» LISTED RECORDS
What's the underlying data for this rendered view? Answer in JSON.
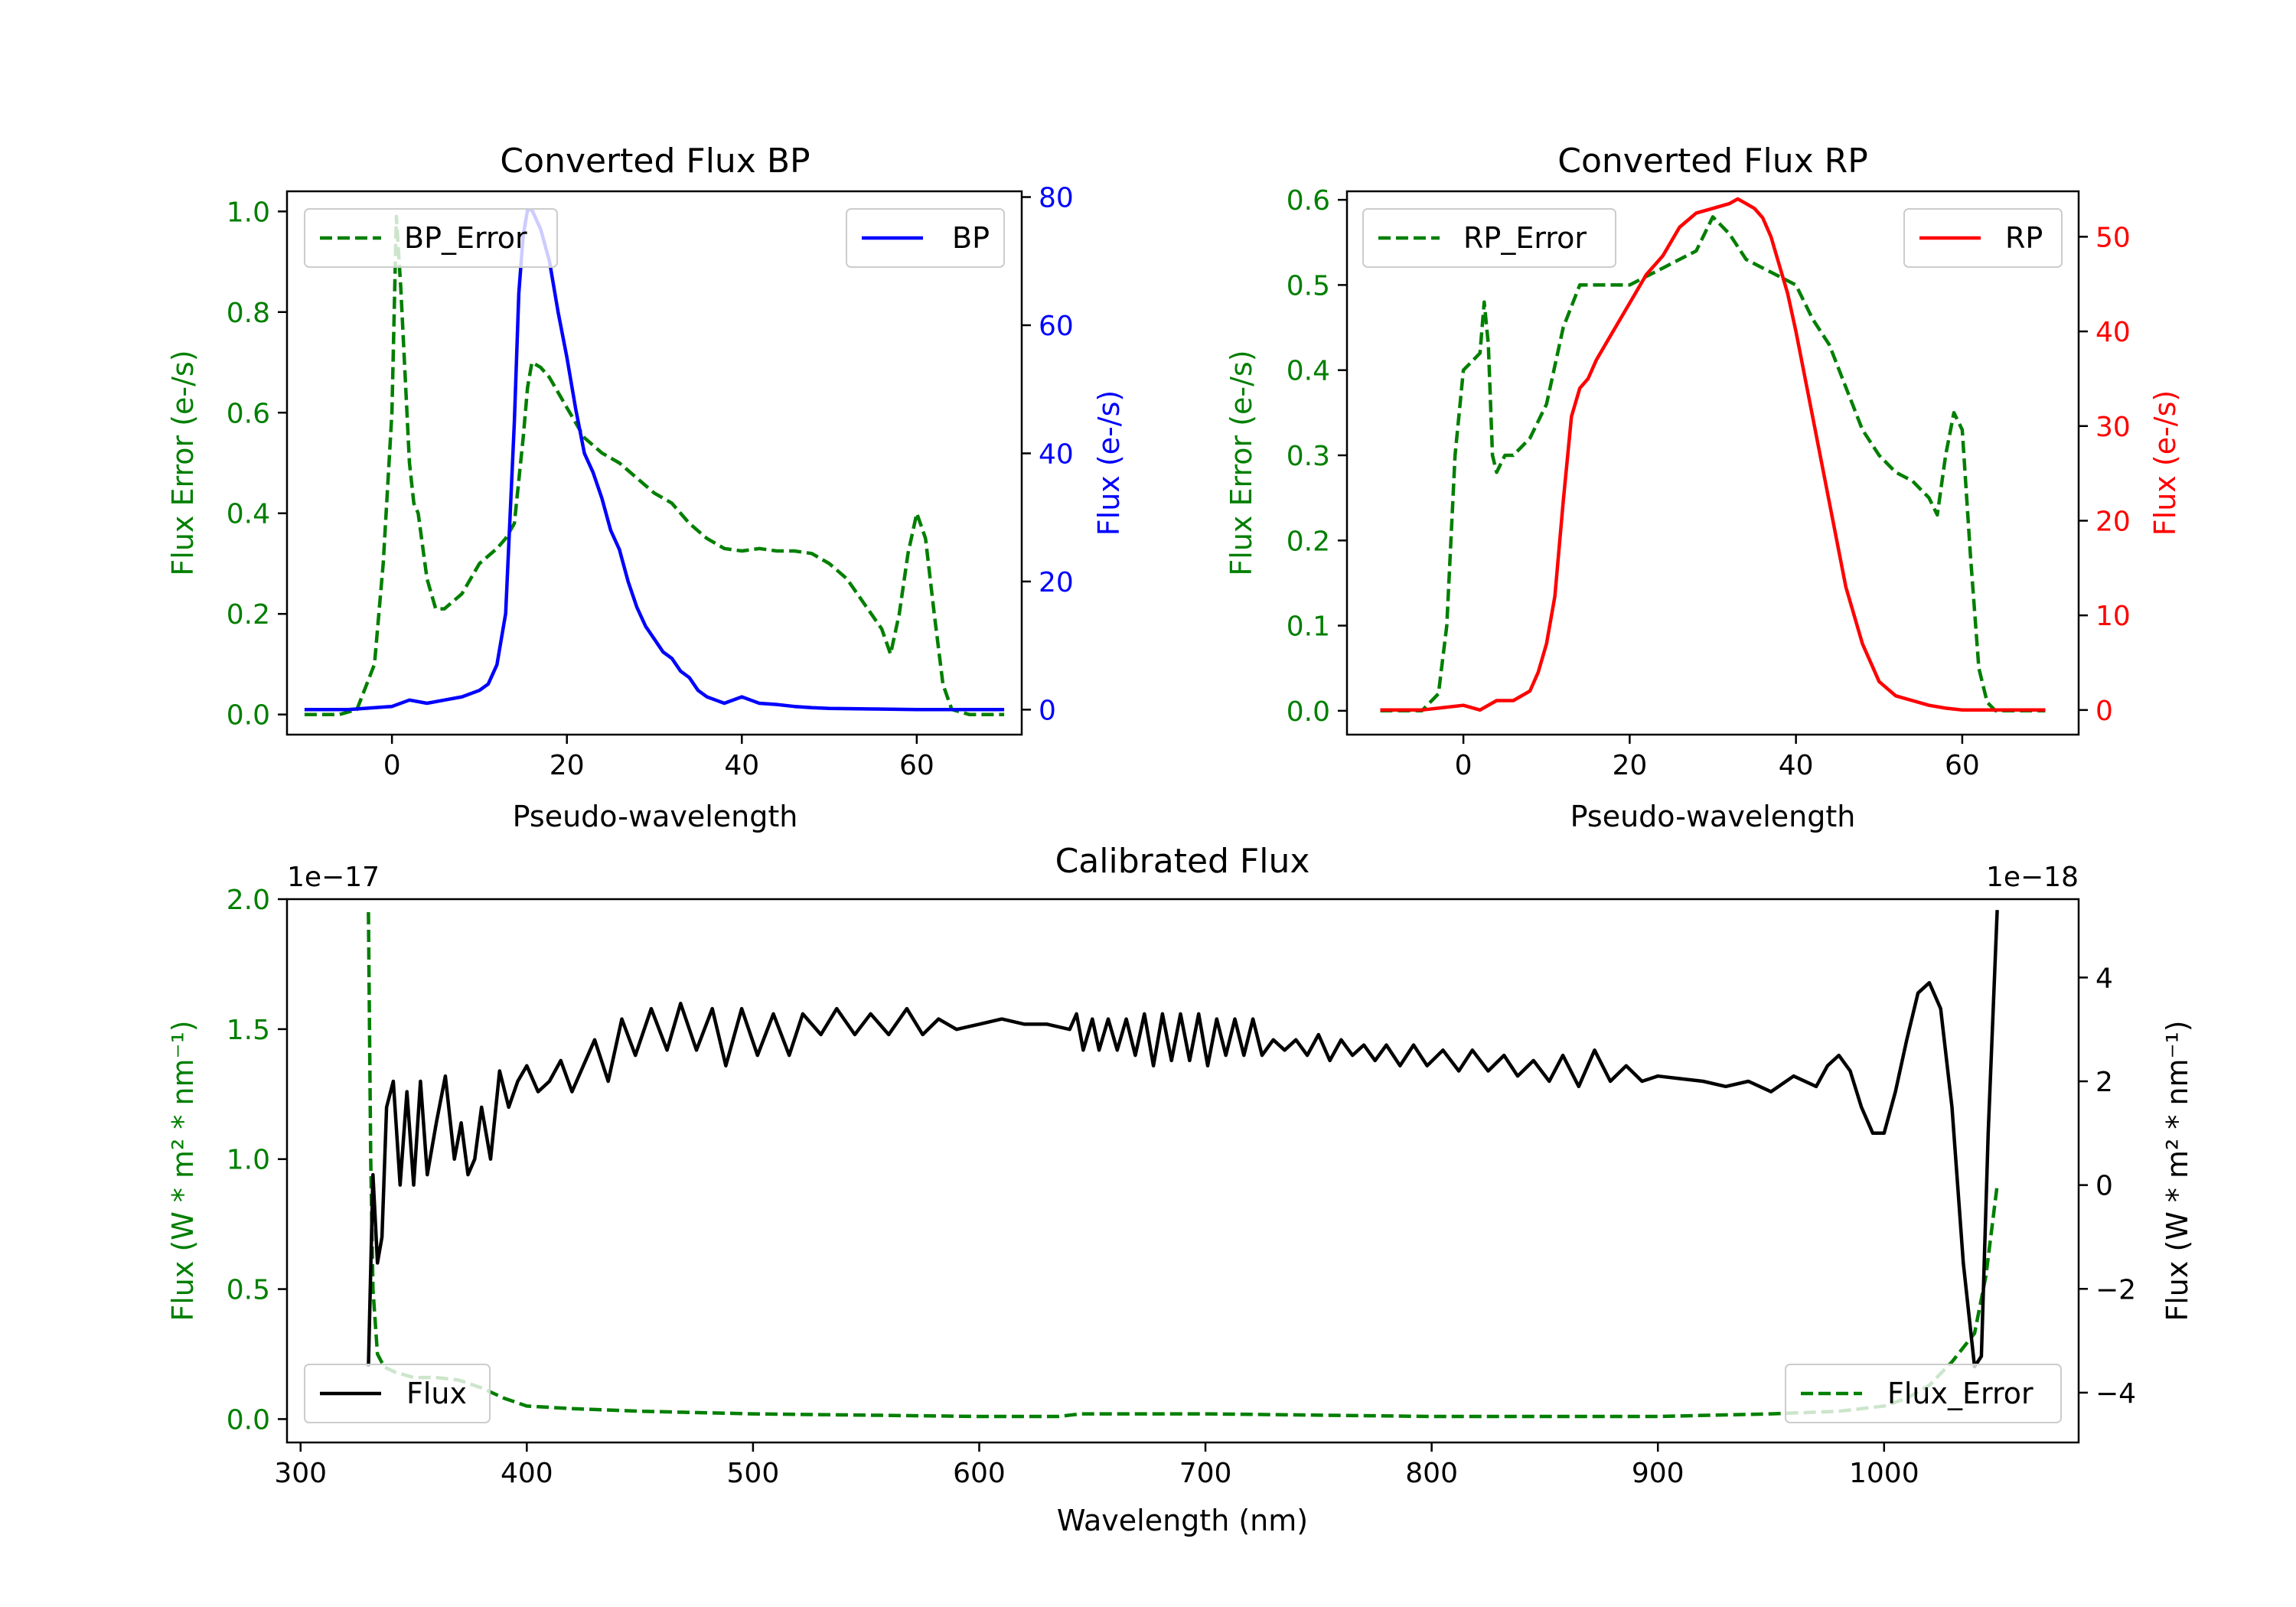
{
  "colors": {
    "green": "#007f00",
    "blue": "#0000ff",
    "red": "#ff0000",
    "black": "#000000"
  },
  "chart_data": [
    {
      "type": "line",
      "title": "Converted Flux BP",
      "xlabel": "Pseudo-wavelength",
      "ylabel_left": "Flux Error (e-/s)",
      "ylabel_right": "Flux (e-/s)",
      "xlim": [
        -12,
        72
      ],
      "ylim_left": [
        -0.04,
        1.04
      ],
      "ylim_right": [
        -3.9,
        80.9
      ],
      "xticks": [
        "0",
        "20",
        "40",
        "60"
      ],
      "yticks_left": [
        "0.0",
        "0.2",
        "0.4",
        "0.6",
        "0.8",
        "1.0"
      ],
      "yticks_right": [
        "0",
        "20",
        "40",
        "60",
        "80"
      ],
      "legend_left": {
        "label": "BP_Error",
        "position": "upper left"
      },
      "legend_right": {
        "label": "BP",
        "position": "upper right"
      },
      "series": [
        {
          "name": "BP_Error",
          "axis": "left",
          "style": "dashed",
          "color": "green",
          "x": [
            -10,
            -6,
            -4,
            -2,
            -1,
            0,
            0.5,
            1,
            2,
            2.5,
            3,
            4,
            5,
            6,
            8,
            10,
            12,
            13,
            14,
            15,
            15.5,
            16,
            17,
            18,
            20,
            22,
            24,
            26,
            28,
            30,
            32,
            34,
            36,
            38,
            40,
            42,
            44,
            46,
            48,
            50,
            52,
            54,
            56,
            57,
            58,
            59,
            60,
            61,
            62,
            63,
            64,
            66,
            70
          ],
          "values": [
            0.0,
            0.0,
            0.01,
            0.1,
            0.3,
            0.6,
            0.99,
            0.85,
            0.5,
            0.42,
            0.4,
            0.27,
            0.21,
            0.21,
            0.24,
            0.3,
            0.33,
            0.35,
            0.38,
            0.55,
            0.65,
            0.7,
            0.69,
            0.67,
            0.61,
            0.55,
            0.52,
            0.5,
            0.47,
            0.44,
            0.42,
            0.38,
            0.35,
            0.33,
            0.325,
            0.33,
            0.325,
            0.325,
            0.32,
            0.3,
            0.27,
            0.22,
            0.17,
            0.12,
            0.2,
            0.32,
            0.4,
            0.35,
            0.2,
            0.06,
            0.01,
            0.0,
            0.0
          ]
        },
        {
          "name": "BP",
          "axis": "right",
          "style": "solid",
          "color": "blue",
          "x": [
            -10,
            -5,
            0,
            2,
            4,
            6,
            8,
            10,
            11,
            12,
            13,
            14,
            14.5,
            15,
            15.5,
            16,
            17,
            18,
            19,
            20,
            21,
            22,
            23,
            24,
            25,
            26,
            27,
            28,
            29,
            30,
            31,
            32,
            33,
            34,
            35,
            36,
            37,
            38,
            40,
            41,
            42,
            44,
            46,
            48,
            50,
            55,
            60,
            65,
            70
          ],
          "values": [
            0,
            0,
            0.5,
            1.5,
            1,
            1.5,
            2,
            3,
            4,
            7,
            15,
            45,
            65,
            74,
            78,
            78,
            75,
            70,
            62,
            55,
            47,
            40,
            37,
            33,
            28,
            25,
            20,
            16,
            13,
            11,
            9,
            8,
            6,
            5,
            3,
            2,
            1.5,
            1,
            2,
            1.5,
            1,
            0.8,
            0.5,
            0.3,
            0.2,
            0.1,
            0,
            0,
            0
          ]
        }
      ]
    },
    {
      "type": "line",
      "title": "Converted Flux RP",
      "xlabel": "Pseudo-wavelength",
      "ylabel_left": "Flux Error (e-/s)",
      "ylabel_right": "Flux (e-/s)",
      "xlim": [
        -14,
        74
      ],
      "ylim_left": [
        -0.028,
        0.61
      ],
      "ylim_right": [
        -2.6,
        54.8
      ],
      "xticks": [
        "0",
        "20",
        "40",
        "60"
      ],
      "yticks_left": [
        "0.0",
        "0.1",
        "0.2",
        "0.3",
        "0.4",
        "0.5",
        "0.6"
      ],
      "yticks_right": [
        "0",
        "10",
        "20",
        "30",
        "40",
        "50"
      ],
      "legend_left": {
        "label": "RP_Error",
        "position": "upper left"
      },
      "legend_right": {
        "label": "RP",
        "position": "upper right"
      },
      "series": [
        {
          "name": "RP_Error",
          "axis": "left",
          "style": "dashed",
          "color": "green",
          "x": [
            -10,
            -5,
            -3,
            -2,
            -1,
            0,
            1,
            2,
            2.5,
            3,
            3.5,
            4,
            5,
            6,
            8,
            10,
            12,
            14,
            16,
            18,
            20,
            22,
            24,
            26,
            28,
            30,
            32,
            34,
            36,
            38,
            40,
            42,
            44,
            46,
            48,
            50,
            52,
            54,
            56,
            57,
            58,
            59,
            60,
            61,
            62,
            63,
            64,
            66,
            70
          ],
          "values": [
            0.0,
            0.0,
            0.02,
            0.1,
            0.3,
            0.4,
            0.41,
            0.42,
            0.48,
            0.43,
            0.3,
            0.28,
            0.3,
            0.3,
            0.32,
            0.36,
            0.45,
            0.5,
            0.5,
            0.5,
            0.5,
            0.51,
            0.52,
            0.53,
            0.54,
            0.58,
            0.56,
            0.53,
            0.52,
            0.51,
            0.5,
            0.46,
            0.43,
            0.38,
            0.33,
            0.3,
            0.28,
            0.27,
            0.25,
            0.23,
            0.3,
            0.35,
            0.33,
            0.18,
            0.05,
            0.01,
            0.0,
            0.0,
            0.0
          ]
        },
        {
          "name": "RP",
          "axis": "right",
          "style": "solid",
          "color": "red",
          "x": [
            -10,
            -5,
            0,
            2,
            4,
            6,
            8,
            9,
            10,
            11,
            12,
            13,
            14,
            15,
            16,
            18,
            20,
            22,
            24,
            26,
            28,
            30,
            32,
            33,
            34,
            35,
            36,
            37,
            38,
            39,
            40,
            42,
            44,
            46,
            48,
            50,
            52,
            54,
            56,
            58,
            60,
            65,
            70
          ],
          "values": [
            0,
            0,
            0.5,
            0,
            1,
            1,
            2,
            4,
            7,
            12,
            22,
            31,
            34,
            35,
            37,
            40,
            43,
            46,
            48,
            51,
            52.5,
            53,
            53.5,
            54,
            53.5,
            53,
            52,
            50,
            47,
            44,
            40,
            31,
            22,
            13,
            7,
            3,
            1.5,
            1,
            0.5,
            0.2,
            0,
            0,
            0
          ]
        }
      ]
    },
    {
      "type": "line",
      "title": "Calibrated Flux",
      "xlabel": "Wavelength (nm)",
      "ylabel_left": "Flux (W * m² * nm⁻¹)",
      "ylabel_right": "Flux (W * m² * nm⁻¹)",
      "offset_left": "1e−17",
      "offset_right": "1e−18",
      "xlim": [
        294,
        1086
      ],
      "ylim_left": [
        -0.09,
        2.0
      ],
      "ylim_right": [
        -4.96,
        5.51
      ],
      "xticks": [
        "300",
        "400",
        "500",
        "600",
        "700",
        "800",
        "900",
        "1000"
      ],
      "yticks_left": [
        "0.0",
        "0.5",
        "1.0",
        "1.5",
        "2.0"
      ],
      "yticks_right": [
        "−4",
        "−2",
        "0",
        "2",
        "4"
      ],
      "legend_left": {
        "label": "Flux",
        "position": "lower left"
      },
      "legend_right": {
        "label": "Flux_Error",
        "position": "lower right"
      },
      "series": [
        {
          "name": "Flux_Error",
          "axis": "left",
          "style": "dashed",
          "color": "green",
          "x": [
            330,
            331,
            332,
            334,
            337,
            342,
            350,
            360,
            370,
            380,
            390,
            400,
            420,
            450,
            500,
            550,
            600,
            635,
            645,
            700,
            800,
            900,
            950,
            980,
            1000,
            1010,
            1020,
            1030,
            1040,
            1045,
            1050
          ],
          "values": [
            1.95,
            1.0,
            0.5,
            0.25,
            0.2,
            0.18,
            0.16,
            0.16,
            0.15,
            0.12,
            0.08,
            0.05,
            0.04,
            0.03,
            0.02,
            0.015,
            0.01,
            0.01,
            0.02,
            0.02,
            0.01,
            0.01,
            0.02,
            0.03,
            0.05,
            0.08,
            0.13,
            0.22,
            0.33,
            0.55,
            0.9
          ]
        },
        {
          "name": "Flux",
          "axis": "right",
          "style": "solid",
          "color": "black",
          "x": [
            330,
            332,
            334,
            336,
            338,
            341,
            344,
            347,
            350,
            353,
            356,
            360,
            364,
            368,
            371,
            374,
            377,
            380,
            384,
            388,
            392,
            396,
            400,
            405,
            410,
            415,
            420,
            425,
            430,
            436,
            442,
            448,
            455,
            462,
            468,
            475,
            482,
            488,
            495,
            502,
            509,
            516,
            522,
            530,
            537,
            545,
            552,
            560,
            568,
            575,
            582,
            590,
            600,
            610,
            620,
            630,
            640,
            643,
            646,
            650,
            653,
            657,
            661,
            665,
            669,
            673,
            677,
            681,
            685,
            689,
            693,
            697,
            701,
            705,
            709,
            713,
            717,
            721,
            725,
            730,
            735,
            740,
            745,
            750,
            755,
            760,
            765,
            770,
            775,
            780,
            786,
            792,
            798,
            805,
            812,
            818,
            825,
            832,
            838,
            845,
            852,
            858,
            865,
            872,
            879,
            886,
            893,
            900,
            910,
            920,
            930,
            940,
            950,
            960,
            970,
            975,
            980,
            985,
            990,
            995,
            1000,
            1005,
            1010,
            1015,
            1020,
            1025,
            1030,
            1035,
            1040,
            1043,
            1046,
            1050
          ],
          "values": [
            -3.5,
            0.2,
            -1.5,
            -1,
            1.5,
            2.0,
            0,
            1.8,
            0,
            2.0,
            0.2,
            1.2,
            2.1,
            0.5,
            1.2,
            0.2,
            0.5,
            1.5,
            0.5,
            2.2,
            1.5,
            2.0,
            2.3,
            1.8,
            2.0,
            2.4,
            1.8,
            2.3,
            2.8,
            2.0,
            3.2,
            2.5,
            3.4,
            2.6,
            3.5,
            2.6,
            3.4,
            2.3,
            3.4,
            2.5,
            3.3,
            2.5,
            3.3,
            2.9,
            3.4,
            2.9,
            3.3,
            2.9,
            3.4,
            2.9,
            3.2,
            3.0,
            3.1,
            3.2,
            3.1,
            3.1,
            3.0,
            3.3,
            2.6,
            3.2,
            2.6,
            3.2,
            2.6,
            3.2,
            2.5,
            3.3,
            2.3,
            3.3,
            2.4,
            3.3,
            2.4,
            3.3,
            2.3,
            3.2,
            2.5,
            3.2,
            2.5,
            3.2,
            2.5,
            2.8,
            2.6,
            2.8,
            2.5,
            2.9,
            2.4,
            2.8,
            2.5,
            2.7,
            2.4,
            2.7,
            2.3,
            2.7,
            2.3,
            2.6,
            2.2,
            2.6,
            2.2,
            2.5,
            2.1,
            2.4,
            2.0,
            2.5,
            1.9,
            2.6,
            2.0,
            2.3,
            2.0,
            2.1,
            2.05,
            2.0,
            1.9,
            2.0,
            1.8,
            2.1,
            1.9,
            2.3,
            2.5,
            2.2,
            1.5,
            1.0,
            1.0,
            1.8,
            2.8,
            3.7,
            3.9,
            3.4,
            1.5,
            -1.5,
            -3.5,
            -3.3,
            1.0,
            5.3
          ]
        }
      ]
    }
  ]
}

» DIRECTIONS
Track down every line holding the string "title" and copy it.

» TASK SOLUTION
      "title": "Converted Flux BP",
      "title": "Converted Flux RP",
      "title": "Calibrated Flux",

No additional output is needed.